● PROMPT: Take every line from the material that has the word "direct" in it.

__________

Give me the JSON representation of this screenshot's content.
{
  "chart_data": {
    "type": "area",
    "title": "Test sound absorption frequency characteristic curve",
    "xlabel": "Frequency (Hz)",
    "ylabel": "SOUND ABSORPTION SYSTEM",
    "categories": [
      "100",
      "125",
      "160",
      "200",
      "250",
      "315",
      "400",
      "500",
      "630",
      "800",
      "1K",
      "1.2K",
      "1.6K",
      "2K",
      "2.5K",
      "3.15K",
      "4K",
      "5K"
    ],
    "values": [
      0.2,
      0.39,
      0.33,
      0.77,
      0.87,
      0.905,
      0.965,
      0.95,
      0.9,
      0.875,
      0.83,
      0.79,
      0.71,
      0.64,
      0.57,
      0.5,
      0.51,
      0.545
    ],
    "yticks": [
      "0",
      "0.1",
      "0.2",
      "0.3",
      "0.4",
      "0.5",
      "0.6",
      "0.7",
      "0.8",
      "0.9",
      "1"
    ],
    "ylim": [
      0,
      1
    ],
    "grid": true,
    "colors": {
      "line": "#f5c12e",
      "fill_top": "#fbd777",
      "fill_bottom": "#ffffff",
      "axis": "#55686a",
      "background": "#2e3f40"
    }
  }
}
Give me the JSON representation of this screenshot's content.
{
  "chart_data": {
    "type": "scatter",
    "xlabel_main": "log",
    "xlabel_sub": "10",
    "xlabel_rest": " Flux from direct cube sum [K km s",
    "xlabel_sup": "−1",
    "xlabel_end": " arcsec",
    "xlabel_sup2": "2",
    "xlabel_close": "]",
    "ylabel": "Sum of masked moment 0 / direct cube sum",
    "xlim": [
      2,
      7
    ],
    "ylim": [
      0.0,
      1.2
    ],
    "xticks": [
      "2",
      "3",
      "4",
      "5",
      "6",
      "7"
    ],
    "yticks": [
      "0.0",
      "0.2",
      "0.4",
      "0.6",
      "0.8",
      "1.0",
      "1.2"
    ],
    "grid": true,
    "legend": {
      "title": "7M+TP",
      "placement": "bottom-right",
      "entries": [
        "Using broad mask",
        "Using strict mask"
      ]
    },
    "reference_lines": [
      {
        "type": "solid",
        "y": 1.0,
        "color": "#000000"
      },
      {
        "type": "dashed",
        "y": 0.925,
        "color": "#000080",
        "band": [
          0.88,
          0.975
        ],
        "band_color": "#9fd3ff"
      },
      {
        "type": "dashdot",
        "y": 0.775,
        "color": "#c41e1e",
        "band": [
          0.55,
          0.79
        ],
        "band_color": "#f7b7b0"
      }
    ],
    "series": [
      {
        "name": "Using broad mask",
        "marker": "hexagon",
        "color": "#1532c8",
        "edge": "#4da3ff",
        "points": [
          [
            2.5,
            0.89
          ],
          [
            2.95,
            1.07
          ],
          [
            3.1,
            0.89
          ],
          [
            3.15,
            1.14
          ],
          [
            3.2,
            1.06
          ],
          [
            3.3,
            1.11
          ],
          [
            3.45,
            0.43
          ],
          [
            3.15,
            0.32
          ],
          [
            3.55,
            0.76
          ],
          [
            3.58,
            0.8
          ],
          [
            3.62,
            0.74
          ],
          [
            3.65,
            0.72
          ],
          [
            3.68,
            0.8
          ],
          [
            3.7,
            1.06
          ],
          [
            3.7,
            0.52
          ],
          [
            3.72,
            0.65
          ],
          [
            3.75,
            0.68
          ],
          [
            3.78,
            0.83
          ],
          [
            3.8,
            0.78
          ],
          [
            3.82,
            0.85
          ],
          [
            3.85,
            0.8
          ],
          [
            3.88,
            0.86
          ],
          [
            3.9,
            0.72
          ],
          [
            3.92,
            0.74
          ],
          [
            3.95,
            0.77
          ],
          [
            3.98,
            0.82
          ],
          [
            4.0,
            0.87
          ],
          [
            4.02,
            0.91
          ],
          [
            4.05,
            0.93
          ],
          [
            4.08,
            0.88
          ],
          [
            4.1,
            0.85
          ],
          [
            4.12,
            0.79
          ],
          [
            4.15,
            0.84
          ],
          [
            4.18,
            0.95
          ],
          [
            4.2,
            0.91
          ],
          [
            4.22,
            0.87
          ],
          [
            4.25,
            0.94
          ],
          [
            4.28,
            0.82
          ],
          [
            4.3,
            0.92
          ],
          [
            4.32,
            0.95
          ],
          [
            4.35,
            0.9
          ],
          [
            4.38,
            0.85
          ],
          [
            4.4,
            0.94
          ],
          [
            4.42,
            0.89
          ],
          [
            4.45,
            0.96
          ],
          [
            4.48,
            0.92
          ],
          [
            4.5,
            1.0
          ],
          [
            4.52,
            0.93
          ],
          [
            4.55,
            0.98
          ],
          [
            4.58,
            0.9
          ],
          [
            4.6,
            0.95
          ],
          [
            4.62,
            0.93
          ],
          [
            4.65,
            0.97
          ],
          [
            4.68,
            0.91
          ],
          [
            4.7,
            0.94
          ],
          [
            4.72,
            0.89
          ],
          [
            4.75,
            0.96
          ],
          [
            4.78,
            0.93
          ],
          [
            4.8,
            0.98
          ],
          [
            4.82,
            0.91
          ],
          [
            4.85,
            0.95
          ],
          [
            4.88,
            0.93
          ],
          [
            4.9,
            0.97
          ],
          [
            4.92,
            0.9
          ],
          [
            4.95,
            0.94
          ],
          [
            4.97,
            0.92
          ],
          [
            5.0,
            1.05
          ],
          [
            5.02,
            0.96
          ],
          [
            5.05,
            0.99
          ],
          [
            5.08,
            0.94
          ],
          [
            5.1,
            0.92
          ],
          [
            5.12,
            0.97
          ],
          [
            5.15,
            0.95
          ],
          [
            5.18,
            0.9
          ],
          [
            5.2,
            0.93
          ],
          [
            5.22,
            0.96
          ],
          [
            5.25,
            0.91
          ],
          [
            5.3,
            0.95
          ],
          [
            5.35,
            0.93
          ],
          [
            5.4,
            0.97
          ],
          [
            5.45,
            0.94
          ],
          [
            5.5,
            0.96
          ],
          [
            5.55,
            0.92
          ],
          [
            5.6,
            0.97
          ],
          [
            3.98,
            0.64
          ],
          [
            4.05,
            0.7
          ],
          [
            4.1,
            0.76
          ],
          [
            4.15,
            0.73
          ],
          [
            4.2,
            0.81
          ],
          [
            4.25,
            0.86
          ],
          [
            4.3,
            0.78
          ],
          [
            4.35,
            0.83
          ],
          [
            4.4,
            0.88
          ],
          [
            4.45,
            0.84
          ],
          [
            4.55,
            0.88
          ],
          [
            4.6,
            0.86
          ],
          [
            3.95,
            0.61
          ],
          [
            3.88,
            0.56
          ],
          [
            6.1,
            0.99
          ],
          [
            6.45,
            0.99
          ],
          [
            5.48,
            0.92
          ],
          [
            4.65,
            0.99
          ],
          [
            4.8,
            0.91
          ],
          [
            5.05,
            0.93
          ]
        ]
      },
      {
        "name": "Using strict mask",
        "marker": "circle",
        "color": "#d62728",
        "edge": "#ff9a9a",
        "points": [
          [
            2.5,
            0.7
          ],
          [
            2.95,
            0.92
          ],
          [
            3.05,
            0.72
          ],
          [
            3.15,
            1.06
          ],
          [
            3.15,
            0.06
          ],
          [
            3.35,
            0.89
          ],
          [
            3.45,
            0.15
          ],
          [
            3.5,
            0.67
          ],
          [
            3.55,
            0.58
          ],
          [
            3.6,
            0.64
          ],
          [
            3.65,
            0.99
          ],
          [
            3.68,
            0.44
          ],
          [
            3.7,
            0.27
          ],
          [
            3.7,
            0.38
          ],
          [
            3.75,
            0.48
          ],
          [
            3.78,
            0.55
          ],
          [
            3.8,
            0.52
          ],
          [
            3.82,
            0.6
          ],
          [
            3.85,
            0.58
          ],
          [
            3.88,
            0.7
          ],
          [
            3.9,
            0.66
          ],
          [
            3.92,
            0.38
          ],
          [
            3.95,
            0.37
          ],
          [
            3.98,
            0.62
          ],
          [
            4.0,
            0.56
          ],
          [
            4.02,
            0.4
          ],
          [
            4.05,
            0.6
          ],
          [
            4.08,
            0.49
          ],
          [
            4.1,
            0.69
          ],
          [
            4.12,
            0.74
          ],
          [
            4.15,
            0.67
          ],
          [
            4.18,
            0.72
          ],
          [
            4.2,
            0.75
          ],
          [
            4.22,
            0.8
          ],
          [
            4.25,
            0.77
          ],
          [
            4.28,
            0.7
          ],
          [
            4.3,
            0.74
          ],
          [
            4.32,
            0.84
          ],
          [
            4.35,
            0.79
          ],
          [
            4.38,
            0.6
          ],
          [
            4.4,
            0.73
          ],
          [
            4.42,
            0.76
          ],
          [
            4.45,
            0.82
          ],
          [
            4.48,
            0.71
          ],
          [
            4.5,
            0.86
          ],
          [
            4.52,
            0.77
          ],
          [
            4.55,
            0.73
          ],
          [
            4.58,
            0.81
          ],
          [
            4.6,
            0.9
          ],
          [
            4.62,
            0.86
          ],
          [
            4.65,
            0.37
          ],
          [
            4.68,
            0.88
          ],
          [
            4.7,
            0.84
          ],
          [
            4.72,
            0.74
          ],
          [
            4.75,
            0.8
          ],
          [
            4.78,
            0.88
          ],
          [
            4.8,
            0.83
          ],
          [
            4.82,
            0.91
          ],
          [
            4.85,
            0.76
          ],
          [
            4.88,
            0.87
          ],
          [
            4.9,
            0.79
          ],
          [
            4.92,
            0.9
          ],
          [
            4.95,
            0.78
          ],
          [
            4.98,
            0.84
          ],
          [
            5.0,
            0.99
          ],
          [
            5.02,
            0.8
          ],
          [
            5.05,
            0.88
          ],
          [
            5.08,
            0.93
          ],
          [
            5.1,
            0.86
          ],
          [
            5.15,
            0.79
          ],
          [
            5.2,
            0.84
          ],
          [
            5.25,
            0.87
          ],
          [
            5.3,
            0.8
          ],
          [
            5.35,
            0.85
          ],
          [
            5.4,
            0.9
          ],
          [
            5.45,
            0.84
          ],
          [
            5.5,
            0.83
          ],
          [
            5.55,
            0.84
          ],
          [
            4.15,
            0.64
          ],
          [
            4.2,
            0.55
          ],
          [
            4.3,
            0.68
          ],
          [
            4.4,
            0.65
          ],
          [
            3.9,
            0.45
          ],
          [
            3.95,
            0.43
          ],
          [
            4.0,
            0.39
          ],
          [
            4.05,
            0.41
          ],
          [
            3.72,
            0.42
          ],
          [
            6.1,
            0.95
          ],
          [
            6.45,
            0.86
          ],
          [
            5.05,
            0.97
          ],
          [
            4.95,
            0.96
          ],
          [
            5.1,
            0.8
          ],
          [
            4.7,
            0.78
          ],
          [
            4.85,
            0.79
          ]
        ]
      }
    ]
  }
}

__________

● EXERCISE ANSWER:
    "xlabel_rest": " Flux from direct cube sum [K km s",
    "ylabel": "Sum of masked moment 0 / direct cube sum",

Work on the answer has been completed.